▸ **Directions**: Please edit the items from the first line through the line containing "legend-label: Überlebensfunktion xyxy=(540,37,712,59)", changing "legend-label" to "legend-entry" everywhere in that span. Return only those lines, with everything else left unchanged.

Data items
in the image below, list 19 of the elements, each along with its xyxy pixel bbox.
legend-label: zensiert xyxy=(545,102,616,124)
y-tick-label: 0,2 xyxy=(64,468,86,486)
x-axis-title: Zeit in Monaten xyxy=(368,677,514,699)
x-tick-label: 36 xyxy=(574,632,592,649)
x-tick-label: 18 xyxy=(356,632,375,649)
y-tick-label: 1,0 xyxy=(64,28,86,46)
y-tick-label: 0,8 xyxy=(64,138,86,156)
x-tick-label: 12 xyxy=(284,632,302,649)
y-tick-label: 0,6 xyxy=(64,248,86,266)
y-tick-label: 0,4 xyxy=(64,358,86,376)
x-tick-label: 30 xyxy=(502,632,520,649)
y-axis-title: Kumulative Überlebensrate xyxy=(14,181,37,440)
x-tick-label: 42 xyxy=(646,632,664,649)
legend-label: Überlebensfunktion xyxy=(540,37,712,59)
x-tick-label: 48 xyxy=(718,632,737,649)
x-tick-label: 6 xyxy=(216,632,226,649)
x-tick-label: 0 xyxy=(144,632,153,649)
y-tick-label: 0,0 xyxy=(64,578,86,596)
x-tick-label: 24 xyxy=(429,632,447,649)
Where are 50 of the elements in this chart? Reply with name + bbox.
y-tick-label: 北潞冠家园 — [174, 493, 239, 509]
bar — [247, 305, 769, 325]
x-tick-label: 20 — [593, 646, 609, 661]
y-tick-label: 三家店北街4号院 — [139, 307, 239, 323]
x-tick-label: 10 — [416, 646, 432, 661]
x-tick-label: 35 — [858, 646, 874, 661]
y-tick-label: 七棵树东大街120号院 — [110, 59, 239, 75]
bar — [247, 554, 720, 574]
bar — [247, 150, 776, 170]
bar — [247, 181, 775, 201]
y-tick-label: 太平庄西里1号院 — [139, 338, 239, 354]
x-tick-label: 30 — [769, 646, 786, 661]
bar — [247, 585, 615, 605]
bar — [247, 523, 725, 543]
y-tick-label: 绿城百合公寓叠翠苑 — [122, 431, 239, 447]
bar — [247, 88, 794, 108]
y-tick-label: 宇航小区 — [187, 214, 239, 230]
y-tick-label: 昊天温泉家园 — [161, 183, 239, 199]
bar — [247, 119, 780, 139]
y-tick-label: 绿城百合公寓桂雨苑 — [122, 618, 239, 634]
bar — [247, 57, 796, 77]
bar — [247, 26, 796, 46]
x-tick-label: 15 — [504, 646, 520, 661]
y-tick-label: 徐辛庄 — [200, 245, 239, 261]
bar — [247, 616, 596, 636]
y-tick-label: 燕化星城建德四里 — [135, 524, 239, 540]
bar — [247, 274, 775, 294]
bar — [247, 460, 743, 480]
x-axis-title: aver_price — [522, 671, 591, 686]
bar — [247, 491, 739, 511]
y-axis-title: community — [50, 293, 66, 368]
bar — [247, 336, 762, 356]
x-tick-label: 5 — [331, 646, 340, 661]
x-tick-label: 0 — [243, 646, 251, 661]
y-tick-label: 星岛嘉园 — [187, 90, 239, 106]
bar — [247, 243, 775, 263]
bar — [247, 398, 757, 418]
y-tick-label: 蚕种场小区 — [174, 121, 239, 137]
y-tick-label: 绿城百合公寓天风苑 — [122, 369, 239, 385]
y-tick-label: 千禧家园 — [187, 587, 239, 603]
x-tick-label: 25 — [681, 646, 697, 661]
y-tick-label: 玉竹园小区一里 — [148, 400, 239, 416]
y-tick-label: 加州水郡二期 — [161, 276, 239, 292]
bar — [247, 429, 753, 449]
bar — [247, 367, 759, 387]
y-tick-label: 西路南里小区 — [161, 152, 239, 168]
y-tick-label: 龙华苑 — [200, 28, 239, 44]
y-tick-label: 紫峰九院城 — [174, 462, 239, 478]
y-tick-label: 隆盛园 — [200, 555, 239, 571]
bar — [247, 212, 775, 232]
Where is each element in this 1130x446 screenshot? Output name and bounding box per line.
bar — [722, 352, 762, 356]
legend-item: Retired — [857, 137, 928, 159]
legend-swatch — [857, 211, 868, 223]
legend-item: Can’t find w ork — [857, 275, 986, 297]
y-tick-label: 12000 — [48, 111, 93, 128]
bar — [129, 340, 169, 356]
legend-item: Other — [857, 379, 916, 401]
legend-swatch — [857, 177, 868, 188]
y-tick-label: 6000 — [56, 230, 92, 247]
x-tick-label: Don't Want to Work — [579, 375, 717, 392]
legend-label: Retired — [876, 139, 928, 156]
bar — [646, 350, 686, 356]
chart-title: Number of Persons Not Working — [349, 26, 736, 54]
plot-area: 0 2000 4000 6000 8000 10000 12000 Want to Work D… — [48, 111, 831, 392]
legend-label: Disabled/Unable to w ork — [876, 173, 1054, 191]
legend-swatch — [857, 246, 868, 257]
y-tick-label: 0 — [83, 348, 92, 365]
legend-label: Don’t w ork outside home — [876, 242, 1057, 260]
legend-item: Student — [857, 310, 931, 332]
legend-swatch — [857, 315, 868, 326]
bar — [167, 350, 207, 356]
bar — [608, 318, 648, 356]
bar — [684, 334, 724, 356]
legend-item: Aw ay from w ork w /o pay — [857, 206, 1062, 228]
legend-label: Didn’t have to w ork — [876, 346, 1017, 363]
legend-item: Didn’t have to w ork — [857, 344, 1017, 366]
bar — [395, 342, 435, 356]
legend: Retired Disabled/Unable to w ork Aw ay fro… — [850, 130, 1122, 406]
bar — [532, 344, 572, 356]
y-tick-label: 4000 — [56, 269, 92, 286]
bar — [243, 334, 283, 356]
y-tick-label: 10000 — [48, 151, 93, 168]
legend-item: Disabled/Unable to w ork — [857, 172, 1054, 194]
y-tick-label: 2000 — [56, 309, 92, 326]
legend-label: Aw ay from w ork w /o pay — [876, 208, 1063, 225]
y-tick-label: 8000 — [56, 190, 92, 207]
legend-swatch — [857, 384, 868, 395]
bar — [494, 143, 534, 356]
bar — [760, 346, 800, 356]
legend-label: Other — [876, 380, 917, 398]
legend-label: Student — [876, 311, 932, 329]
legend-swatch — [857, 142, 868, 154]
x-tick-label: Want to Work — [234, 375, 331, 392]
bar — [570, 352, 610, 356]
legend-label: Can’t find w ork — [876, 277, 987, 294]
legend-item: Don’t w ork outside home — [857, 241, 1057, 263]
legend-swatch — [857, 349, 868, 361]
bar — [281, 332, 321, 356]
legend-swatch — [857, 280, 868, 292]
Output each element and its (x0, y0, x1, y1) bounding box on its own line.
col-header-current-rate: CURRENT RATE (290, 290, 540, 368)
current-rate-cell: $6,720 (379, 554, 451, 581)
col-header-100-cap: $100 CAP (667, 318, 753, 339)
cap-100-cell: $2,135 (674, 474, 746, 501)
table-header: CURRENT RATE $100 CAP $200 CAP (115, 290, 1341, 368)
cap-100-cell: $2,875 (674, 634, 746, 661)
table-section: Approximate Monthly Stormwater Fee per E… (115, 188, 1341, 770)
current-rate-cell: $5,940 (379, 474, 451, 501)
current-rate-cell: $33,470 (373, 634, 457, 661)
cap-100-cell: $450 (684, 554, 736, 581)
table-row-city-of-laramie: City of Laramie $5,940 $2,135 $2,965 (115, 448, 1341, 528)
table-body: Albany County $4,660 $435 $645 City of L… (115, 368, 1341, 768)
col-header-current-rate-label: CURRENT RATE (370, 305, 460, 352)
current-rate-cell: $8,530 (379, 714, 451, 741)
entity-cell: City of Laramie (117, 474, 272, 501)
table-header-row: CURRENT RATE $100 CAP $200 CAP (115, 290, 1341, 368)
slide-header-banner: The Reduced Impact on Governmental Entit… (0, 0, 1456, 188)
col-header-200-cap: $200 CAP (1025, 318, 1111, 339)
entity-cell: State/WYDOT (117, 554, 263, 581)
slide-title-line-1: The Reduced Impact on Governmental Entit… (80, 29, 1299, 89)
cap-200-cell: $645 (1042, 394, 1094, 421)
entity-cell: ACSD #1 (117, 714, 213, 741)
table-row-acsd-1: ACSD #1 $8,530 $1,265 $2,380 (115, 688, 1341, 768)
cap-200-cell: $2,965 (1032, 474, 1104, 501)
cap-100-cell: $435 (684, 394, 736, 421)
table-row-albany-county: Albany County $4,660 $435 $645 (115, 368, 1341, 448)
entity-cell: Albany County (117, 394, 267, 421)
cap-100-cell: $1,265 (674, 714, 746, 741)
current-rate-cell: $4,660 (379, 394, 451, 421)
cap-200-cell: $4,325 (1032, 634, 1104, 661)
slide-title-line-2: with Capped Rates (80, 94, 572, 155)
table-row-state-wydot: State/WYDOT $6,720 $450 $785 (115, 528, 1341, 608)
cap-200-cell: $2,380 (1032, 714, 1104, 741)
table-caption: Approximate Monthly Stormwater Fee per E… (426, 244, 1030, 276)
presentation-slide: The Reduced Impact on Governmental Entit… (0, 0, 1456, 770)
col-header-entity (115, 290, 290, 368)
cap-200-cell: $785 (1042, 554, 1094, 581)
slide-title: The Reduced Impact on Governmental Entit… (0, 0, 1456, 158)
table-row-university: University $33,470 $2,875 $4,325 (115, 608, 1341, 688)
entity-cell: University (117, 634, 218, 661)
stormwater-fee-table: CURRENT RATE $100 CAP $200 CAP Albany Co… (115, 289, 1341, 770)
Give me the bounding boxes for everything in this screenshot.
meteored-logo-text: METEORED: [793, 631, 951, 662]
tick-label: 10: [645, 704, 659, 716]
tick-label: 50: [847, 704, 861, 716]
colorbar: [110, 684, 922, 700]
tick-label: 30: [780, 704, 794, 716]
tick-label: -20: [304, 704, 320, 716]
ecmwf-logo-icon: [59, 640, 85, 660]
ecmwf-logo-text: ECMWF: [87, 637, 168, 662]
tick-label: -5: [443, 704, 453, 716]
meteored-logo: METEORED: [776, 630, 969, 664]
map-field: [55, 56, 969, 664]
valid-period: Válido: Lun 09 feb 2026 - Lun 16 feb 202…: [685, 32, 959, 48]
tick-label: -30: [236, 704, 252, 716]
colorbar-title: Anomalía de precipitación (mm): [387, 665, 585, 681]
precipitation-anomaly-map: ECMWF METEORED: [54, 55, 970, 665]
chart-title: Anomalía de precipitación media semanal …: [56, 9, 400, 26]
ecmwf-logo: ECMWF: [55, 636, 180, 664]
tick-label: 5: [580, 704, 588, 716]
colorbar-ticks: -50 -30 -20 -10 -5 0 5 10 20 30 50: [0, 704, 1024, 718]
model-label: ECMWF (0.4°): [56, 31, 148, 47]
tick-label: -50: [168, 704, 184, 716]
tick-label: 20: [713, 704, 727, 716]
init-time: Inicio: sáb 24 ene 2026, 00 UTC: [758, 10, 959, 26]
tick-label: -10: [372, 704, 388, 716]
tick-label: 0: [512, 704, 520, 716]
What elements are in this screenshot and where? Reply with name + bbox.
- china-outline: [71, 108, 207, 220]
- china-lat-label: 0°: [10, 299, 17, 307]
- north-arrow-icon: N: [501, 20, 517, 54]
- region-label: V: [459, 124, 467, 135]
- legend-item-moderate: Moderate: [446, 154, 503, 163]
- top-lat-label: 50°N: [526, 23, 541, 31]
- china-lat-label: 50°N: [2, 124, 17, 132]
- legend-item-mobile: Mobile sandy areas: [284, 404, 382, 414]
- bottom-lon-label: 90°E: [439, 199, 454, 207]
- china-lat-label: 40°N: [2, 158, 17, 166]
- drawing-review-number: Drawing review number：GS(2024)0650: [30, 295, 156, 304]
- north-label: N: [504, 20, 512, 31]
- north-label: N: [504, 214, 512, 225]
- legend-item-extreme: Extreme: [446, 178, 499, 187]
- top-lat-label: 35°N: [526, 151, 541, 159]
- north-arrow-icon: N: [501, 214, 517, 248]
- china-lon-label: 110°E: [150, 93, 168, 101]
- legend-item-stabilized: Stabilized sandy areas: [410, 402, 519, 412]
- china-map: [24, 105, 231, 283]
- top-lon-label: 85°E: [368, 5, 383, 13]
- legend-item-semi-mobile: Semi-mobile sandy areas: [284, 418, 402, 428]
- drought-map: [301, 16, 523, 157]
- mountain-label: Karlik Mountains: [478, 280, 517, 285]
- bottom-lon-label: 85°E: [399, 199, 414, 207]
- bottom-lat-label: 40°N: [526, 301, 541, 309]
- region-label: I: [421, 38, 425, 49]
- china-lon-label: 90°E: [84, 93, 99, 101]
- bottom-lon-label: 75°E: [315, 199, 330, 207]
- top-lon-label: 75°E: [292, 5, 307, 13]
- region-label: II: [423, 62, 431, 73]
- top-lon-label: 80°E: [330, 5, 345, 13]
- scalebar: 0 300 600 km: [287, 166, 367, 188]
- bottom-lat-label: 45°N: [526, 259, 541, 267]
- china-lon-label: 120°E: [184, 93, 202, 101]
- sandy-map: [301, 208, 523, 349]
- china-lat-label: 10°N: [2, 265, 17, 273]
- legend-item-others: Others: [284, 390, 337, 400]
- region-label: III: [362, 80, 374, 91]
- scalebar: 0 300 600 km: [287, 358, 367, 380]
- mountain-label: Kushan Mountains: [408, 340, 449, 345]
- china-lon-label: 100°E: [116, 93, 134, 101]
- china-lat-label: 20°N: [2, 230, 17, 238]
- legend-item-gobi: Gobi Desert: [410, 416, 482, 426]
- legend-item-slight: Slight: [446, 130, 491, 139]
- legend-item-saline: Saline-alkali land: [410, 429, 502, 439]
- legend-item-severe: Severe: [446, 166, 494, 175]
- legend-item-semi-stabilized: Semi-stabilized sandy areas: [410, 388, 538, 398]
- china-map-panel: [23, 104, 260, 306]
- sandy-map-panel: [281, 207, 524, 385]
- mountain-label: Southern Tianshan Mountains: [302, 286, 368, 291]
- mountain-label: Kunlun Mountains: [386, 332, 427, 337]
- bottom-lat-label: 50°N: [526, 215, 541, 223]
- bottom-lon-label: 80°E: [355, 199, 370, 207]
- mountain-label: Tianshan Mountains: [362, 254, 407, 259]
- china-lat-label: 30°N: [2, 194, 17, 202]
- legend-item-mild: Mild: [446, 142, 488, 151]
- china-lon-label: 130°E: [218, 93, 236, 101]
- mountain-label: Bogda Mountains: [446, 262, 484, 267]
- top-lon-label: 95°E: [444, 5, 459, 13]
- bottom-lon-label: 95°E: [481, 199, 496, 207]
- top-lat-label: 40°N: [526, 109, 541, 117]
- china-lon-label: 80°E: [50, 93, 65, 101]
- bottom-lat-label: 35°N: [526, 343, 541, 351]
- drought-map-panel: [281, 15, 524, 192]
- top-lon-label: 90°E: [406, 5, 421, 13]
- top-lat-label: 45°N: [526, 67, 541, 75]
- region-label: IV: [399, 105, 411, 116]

▸ **Solution for this problem**:
in the image below, list 19 of the elements, each along with its xyxy pixel bbox.
legend-entry: zensiert xyxy=(545,102,616,124)
y-tick-label: 0,2 xyxy=(64,468,86,486)
x-axis-title: Zeit in Monaten xyxy=(368,677,514,699)
x-tick-label: 36 xyxy=(574,632,592,649)
x-tick-label: 18 xyxy=(356,632,375,649)
y-tick-label: 1,0 xyxy=(64,28,86,46)
y-tick-label: 0,8 xyxy=(64,138,86,156)
x-tick-label: 12 xyxy=(284,632,302,649)
y-tick-label: 0,6 xyxy=(64,248,86,266)
y-tick-label: 0,4 xyxy=(64,358,86,376)
x-tick-label: 30 xyxy=(502,632,520,649)
y-axis-title: Kumulative Überlebensrate xyxy=(14,181,37,440)
x-tick-label: 42 xyxy=(646,632,664,649)
legend-entry: Überlebensfunktion xyxy=(540,37,712,59)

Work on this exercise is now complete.